* _WHAT IS BEING ASKED_: Scan the material and copy every line in which "partijen" appears.

☆ ☆ ☆ ☆ ☆

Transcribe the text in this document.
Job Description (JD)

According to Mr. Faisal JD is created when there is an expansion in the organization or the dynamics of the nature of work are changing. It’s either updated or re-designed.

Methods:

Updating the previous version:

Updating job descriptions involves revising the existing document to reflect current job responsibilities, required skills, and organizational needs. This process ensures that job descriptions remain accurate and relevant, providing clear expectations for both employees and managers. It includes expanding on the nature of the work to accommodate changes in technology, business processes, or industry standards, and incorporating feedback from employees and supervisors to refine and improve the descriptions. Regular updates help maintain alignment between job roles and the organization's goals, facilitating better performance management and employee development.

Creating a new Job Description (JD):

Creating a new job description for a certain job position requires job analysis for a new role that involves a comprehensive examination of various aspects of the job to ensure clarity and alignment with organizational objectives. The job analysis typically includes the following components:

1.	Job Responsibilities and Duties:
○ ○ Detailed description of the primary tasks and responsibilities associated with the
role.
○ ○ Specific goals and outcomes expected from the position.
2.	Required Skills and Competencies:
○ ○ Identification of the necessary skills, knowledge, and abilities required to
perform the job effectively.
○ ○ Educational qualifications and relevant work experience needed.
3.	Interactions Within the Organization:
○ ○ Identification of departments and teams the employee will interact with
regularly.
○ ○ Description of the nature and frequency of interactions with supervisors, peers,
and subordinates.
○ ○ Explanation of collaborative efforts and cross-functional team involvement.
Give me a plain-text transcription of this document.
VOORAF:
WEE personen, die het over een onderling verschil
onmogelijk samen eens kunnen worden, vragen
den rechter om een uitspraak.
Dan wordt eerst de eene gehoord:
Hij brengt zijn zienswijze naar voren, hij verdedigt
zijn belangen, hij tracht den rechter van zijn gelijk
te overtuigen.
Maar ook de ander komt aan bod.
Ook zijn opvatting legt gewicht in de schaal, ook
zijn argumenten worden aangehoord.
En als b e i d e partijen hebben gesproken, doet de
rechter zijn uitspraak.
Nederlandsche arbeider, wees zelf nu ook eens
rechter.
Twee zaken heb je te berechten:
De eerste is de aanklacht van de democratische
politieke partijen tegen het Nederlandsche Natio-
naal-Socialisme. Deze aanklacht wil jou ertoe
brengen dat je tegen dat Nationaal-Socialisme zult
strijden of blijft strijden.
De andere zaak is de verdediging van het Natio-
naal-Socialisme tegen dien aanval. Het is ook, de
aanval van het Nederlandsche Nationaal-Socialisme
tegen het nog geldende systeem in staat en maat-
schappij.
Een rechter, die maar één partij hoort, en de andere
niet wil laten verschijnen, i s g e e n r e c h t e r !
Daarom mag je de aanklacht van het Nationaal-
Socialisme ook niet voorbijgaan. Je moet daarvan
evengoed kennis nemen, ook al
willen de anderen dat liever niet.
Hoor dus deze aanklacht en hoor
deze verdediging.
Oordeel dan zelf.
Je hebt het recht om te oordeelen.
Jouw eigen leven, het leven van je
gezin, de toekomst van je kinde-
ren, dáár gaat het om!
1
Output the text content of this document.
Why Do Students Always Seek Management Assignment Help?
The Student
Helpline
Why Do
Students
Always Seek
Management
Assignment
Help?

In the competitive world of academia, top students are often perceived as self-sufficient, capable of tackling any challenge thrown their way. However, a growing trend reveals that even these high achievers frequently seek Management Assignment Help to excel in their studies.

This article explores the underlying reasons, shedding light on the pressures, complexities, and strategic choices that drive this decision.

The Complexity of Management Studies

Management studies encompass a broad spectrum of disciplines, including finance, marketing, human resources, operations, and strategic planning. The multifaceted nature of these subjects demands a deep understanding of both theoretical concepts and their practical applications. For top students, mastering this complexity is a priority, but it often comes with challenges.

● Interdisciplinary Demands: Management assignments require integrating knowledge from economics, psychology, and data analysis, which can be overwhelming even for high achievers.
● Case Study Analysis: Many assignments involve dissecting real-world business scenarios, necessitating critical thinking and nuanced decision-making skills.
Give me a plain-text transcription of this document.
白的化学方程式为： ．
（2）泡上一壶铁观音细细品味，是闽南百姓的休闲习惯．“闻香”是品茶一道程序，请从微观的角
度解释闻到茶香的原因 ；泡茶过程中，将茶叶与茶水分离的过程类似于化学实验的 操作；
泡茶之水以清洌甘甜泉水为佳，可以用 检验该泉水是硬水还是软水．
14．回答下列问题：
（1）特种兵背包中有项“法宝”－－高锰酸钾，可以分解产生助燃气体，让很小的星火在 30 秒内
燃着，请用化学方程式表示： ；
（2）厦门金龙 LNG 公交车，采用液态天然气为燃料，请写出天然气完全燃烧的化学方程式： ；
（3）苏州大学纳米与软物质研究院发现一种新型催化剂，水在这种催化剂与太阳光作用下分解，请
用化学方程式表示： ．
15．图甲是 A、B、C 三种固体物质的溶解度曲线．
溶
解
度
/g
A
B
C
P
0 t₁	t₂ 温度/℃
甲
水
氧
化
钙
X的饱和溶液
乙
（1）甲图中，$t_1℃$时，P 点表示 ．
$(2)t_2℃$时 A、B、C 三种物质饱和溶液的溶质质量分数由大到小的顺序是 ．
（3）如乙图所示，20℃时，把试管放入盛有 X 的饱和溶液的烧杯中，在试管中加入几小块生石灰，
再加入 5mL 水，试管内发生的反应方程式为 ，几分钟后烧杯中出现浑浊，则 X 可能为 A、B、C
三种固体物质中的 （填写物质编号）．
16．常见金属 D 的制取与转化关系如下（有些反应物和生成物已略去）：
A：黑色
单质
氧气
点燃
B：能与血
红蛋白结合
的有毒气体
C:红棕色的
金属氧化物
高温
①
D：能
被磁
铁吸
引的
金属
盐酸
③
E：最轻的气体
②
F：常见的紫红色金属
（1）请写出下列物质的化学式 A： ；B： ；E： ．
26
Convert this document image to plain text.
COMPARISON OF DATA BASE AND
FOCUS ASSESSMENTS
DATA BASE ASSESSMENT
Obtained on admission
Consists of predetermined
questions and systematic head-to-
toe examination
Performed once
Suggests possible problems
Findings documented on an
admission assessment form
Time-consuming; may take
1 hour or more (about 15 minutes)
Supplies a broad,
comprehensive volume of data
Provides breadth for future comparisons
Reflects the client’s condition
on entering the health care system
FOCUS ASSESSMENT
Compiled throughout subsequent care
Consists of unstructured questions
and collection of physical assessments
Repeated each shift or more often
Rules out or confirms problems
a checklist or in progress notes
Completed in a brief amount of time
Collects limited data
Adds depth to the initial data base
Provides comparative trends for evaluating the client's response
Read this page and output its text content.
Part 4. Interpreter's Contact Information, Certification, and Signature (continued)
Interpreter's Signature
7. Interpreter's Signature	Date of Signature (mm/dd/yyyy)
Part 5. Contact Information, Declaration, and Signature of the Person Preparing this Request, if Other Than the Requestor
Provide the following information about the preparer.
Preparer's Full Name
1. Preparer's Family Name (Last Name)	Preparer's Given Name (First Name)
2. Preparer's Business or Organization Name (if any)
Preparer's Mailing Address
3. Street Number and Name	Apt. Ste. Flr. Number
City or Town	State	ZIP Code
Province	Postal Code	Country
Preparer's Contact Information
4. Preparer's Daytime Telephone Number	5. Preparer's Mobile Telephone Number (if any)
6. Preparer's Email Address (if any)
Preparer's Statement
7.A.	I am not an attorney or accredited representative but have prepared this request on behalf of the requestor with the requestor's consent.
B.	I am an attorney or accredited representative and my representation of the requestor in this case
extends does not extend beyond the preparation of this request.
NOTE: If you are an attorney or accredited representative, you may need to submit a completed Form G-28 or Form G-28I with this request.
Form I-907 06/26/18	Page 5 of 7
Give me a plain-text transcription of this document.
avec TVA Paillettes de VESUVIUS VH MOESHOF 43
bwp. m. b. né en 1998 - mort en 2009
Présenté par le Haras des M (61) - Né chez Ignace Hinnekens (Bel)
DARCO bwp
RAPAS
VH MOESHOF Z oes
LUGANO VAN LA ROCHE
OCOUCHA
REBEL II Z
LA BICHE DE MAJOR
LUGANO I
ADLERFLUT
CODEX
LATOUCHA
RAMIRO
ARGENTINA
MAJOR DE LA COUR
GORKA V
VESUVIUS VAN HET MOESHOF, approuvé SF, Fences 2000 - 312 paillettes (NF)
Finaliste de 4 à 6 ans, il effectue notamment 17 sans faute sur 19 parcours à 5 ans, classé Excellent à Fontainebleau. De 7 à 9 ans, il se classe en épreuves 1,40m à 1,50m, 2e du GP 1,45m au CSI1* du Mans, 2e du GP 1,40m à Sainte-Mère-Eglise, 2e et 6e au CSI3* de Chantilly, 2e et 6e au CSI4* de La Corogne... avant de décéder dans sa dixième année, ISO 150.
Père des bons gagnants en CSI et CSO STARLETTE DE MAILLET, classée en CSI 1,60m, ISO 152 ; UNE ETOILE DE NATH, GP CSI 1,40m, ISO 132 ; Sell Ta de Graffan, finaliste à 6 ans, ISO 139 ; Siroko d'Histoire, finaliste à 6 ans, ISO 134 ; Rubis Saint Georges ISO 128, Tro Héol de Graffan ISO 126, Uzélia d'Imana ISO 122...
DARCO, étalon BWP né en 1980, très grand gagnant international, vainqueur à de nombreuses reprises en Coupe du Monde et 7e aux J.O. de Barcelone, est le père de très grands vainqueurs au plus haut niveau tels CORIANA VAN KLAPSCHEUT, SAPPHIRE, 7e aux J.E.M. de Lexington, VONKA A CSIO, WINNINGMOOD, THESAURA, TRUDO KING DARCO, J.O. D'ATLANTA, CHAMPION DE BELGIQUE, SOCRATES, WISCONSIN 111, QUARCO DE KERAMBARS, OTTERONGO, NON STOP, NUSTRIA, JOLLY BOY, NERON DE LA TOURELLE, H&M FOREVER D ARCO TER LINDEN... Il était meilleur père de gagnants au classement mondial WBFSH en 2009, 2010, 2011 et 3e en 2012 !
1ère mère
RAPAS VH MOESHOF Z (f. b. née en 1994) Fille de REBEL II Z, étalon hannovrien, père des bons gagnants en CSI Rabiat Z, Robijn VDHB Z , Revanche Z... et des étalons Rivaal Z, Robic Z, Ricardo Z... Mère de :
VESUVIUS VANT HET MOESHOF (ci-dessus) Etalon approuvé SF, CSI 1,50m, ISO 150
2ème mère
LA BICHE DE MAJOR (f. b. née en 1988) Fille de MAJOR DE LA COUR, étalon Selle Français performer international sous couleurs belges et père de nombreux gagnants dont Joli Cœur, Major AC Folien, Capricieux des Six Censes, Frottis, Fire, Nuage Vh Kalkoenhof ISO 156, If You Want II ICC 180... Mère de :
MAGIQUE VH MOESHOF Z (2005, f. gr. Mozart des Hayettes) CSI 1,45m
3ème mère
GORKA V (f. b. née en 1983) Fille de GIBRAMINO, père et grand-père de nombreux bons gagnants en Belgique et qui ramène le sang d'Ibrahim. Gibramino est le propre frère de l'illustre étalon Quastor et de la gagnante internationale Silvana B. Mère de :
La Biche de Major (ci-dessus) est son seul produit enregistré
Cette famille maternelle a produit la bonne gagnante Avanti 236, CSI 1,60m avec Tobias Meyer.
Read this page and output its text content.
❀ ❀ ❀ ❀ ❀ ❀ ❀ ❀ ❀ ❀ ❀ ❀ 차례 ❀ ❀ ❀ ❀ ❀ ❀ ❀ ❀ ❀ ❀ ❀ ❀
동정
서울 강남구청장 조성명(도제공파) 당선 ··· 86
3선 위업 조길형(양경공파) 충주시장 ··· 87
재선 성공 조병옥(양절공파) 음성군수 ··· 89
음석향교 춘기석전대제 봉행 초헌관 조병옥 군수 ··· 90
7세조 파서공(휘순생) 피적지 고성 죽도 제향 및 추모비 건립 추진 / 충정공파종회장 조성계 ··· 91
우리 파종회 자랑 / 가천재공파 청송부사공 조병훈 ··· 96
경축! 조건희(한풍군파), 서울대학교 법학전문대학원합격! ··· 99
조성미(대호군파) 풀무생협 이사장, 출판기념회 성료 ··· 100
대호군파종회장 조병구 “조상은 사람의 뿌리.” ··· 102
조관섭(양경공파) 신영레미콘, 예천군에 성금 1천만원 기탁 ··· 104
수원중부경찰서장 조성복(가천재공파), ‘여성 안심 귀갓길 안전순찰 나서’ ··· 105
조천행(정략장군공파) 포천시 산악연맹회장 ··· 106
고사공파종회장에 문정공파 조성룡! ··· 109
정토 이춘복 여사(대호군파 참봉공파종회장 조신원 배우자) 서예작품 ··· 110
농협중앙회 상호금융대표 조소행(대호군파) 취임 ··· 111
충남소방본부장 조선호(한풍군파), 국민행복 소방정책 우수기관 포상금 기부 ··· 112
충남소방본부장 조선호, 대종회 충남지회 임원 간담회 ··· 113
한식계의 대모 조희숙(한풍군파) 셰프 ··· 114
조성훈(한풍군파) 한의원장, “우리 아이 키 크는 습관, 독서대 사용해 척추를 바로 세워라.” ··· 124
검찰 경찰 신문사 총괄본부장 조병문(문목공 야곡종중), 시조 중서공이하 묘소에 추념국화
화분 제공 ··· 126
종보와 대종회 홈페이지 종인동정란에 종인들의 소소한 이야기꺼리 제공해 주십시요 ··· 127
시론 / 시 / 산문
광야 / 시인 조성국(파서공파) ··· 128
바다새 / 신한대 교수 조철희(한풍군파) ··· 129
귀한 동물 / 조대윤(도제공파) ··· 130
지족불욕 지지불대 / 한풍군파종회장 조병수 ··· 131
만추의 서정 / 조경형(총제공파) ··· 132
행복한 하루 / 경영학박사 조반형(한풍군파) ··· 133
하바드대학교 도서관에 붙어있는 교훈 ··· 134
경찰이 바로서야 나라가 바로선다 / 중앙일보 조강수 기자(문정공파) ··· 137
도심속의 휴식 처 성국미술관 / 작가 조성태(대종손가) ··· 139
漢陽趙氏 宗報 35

☆ ☆ ☆ ☆ ☆

* _EXERCISE RESULT_:
En als b e i d e partijen hebben gesproken, doet de
politieke partijen tegen het Nederlandsche Natio-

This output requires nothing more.